■ SUPPLIED PASSAGE:
· · ·

The South Vietnamese tried to shift air support operations to the 4th Air Division, flying out of Binh Thuy Air Base in the Mekong Delta, a switch that in the end didn’t matter. That same day, the NVA 6th Infantry Division and 95B Infantry Regiment captured Dau Giay. During the next two days the 6th Division beat back all ARVN attempts to retake Dau Giay. Simultaneously, the 7th and 341st Infantry divisions relentlessly hammered the defenders all around Xuan Loc, inflicting especially heavy losses on the 1st Airborne Brigade.

Xuan Loc was now cut off from reinforcement by land. Air support from Bien Hoa was drastically reduced. And the North Vietnamese II Corps was moving down from the northwest. The capture of the town was inevitable. Yet, the fierce and skillful ARVN resistance had shaken the NVA and disrupted the schedule for a final assault on Saigon. Hanoi postponed a planned April 15 attack to allow more forces to converge from the north and finally overrun Xuan Loc.

On April 17 the Senate Armed Services Committee rejected President Gerald Ford’s request for $722 million in emergency support for Saigon. On April 20, South Vietnam’s Joint General Staff ordered Dao to evacuate Xuan Loc and withdraw to Bien Hoa to establish a new center of resistance.

The withdrawal began that night under cover of heavy rainfall. In a skillfully coordinated maneuver, Dao’s troops pulled out by echelon, south through the rubber plantations, along the dirt-road Route 2. The 1st Airborne Brigade acted as the rear guard. NVA troops, taken by surprise, could do little to disrupt the withdrawal.

Unlike so many other ARVN generals who had flown out by helicopter during the 1975 communist offensive, Dao marched out on foot with his troops. In the early morning hours of April 21, the NVA scored its only success against the withdrawal when it destroyed the rearguard 3rd Battalion, 1st Airborne Brigade, near Suoi Ca hamlet. Later that day Hanoi’s troops moved into the deserted Xuan Loc, then little more than a pile of rubble.

A North Vietnamese T-54 rolls past the South Vietnamese Joint General Staff building on April 30, 1975, the day of South Vietnam’s surrender. (ADN-Bildarchiv/Ullstein Bild via Getty Images)

 

In Saigon, Thieu resigned as president and was replaced by Tran Van Huong. The air force, however, still had one final blow to strike. On April 22 a C-130 dropped a 750-pound CBU-55 fuel-air bomb, approaching the explosive power of a nuclear bomb, on the headquarters of the 341st Division. The bomb sucked the oxygen out of the air and killed an estimated 250 NVA soldiers in the only time a CBU-55 was used in Vietnam.   

South Vietnam’s 18th Division had suffered 30 percent casualties in defense of Xuan Loc. Its attached Regional Force and Popular Force units were virtually wiped out. The division spent three days at Bien Hoa preparing for the final defense of Saigon. On April 23 Huong promoted Dao to major general. The 18th Division was in defensive positions near the National Military Cemetery close to Bien Hoa when Saigon surrendered on April 30.

Dao wanted to keep on fighting. Dressed in civilian clothes, he made his way south into the Delta, trying to reach Can Tho, the ARVN headquarters for the IV Corps Tactical Zone. Before he got there, however, the corps commander, Maj. Gen. Nguyen Khoa Nam, and his deputy, Gen. Le Van Hung, committed suicide. Dao surrendered on May 9 and spent the next 17 years in brutally repressive “re-education camps.” In May 1992 he was one of the last four senior ARVN officers freed. Dao arrived in the United States in April 1993. 

Throughout the war Americans asked themselves how the North Vietnamese could fight so well and the South Vietnamese could not. The Battle of Xuan Loc indisputably proved the ARVN could fight. The key was leadership. The ARVN’s great weakness was that it never had enough generals like Dao, who at Xuan Loc went head-to-head with far more experienced NVA generals, Do Van Cam and Tran Van Tra. Le Minh Dao was the Leonidas at South Vietnam’s Thermopylae.

Retired Army Maj. Gen. David T. Zabecki is editor emeritus of Vietnam magazine.

· · ·

■ EXCERPTED RECORDS:
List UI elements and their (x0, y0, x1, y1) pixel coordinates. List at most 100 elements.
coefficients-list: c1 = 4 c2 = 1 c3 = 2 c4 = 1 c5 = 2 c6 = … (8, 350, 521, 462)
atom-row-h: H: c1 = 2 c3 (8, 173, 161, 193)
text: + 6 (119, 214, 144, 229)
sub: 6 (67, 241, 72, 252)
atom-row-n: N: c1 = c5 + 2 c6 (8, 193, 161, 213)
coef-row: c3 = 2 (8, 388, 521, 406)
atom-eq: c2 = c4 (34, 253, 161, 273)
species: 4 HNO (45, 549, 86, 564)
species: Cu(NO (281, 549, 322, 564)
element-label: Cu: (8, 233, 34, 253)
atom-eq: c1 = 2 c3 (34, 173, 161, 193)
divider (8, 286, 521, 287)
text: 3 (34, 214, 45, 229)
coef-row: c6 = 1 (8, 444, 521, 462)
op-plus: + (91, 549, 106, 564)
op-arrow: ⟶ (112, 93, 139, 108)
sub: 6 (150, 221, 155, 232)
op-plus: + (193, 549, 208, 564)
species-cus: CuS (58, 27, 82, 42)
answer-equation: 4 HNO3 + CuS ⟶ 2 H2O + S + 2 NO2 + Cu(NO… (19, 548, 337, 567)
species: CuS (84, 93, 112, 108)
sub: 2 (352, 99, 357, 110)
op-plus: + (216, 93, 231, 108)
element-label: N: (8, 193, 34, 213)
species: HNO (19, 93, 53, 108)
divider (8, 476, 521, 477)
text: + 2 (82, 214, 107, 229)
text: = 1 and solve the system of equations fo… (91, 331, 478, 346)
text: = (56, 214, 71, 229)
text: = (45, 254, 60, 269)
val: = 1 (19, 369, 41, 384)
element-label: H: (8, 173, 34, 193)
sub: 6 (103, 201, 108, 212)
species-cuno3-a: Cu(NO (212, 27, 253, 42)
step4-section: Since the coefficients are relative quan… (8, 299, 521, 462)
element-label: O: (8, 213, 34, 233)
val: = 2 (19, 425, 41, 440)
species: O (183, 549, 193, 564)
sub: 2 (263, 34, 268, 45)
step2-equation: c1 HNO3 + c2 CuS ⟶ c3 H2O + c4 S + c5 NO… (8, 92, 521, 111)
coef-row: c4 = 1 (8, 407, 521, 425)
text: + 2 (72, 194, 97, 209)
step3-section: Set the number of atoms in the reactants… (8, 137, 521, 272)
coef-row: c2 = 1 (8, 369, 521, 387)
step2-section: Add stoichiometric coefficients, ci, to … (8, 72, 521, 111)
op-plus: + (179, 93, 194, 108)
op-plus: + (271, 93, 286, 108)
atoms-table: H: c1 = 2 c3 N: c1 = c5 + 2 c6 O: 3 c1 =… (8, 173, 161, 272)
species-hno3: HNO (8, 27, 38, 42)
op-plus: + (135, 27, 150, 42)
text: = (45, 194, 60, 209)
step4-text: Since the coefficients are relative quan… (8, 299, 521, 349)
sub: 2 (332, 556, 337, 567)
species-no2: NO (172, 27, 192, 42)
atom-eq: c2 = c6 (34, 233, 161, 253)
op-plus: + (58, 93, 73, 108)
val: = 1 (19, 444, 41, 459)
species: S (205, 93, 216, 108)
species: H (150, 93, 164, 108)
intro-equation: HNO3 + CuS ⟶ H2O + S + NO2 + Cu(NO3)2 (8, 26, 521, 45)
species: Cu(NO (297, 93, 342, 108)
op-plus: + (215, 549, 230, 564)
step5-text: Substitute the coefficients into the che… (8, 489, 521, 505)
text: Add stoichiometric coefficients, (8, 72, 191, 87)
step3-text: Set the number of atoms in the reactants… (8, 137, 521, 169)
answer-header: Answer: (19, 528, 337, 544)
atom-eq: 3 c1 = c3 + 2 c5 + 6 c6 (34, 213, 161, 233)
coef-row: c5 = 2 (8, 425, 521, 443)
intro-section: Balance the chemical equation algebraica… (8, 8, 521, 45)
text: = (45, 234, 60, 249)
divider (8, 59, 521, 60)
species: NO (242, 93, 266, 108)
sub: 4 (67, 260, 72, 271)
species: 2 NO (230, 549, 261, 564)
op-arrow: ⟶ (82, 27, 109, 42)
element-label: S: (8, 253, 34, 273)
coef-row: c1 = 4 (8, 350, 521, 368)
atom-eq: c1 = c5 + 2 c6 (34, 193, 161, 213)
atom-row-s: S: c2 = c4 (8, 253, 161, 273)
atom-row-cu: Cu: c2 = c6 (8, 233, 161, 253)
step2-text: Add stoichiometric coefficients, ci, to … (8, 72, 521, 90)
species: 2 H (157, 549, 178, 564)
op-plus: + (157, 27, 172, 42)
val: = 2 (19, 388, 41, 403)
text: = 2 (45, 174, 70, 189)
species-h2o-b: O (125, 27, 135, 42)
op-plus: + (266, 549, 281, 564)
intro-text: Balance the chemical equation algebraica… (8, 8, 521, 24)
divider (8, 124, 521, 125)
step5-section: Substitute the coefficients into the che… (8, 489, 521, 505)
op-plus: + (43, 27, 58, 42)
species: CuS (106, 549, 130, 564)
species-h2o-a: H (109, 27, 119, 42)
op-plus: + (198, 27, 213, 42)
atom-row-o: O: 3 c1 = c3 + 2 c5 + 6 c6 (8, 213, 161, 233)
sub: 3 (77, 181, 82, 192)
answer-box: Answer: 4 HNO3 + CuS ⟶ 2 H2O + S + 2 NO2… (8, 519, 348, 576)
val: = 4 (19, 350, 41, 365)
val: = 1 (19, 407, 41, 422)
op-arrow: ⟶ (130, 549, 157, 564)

· · ·

■ TASK ITEM:
Print the stretch of the Xuan Loc passage from "Xuan Loc was" through "overrun Xuan Loc." word for word.

■ FINISHED EXERCISE:
Xuan Loc was now cut off from reinforcement by land. Air support from Bien Hoa was drastically reduced. And the North Vietnamese II Corps was moving down from the northwest. The capture of the town was inevitable. Yet, the fierce and skillful ARVN resistance had shaken the NVA and disrupted the schedule for a final assault on Saigon. Hanoi postponed a planned April 15 attack to allow more forces to converge from the north and finally overrun Xuan Loc.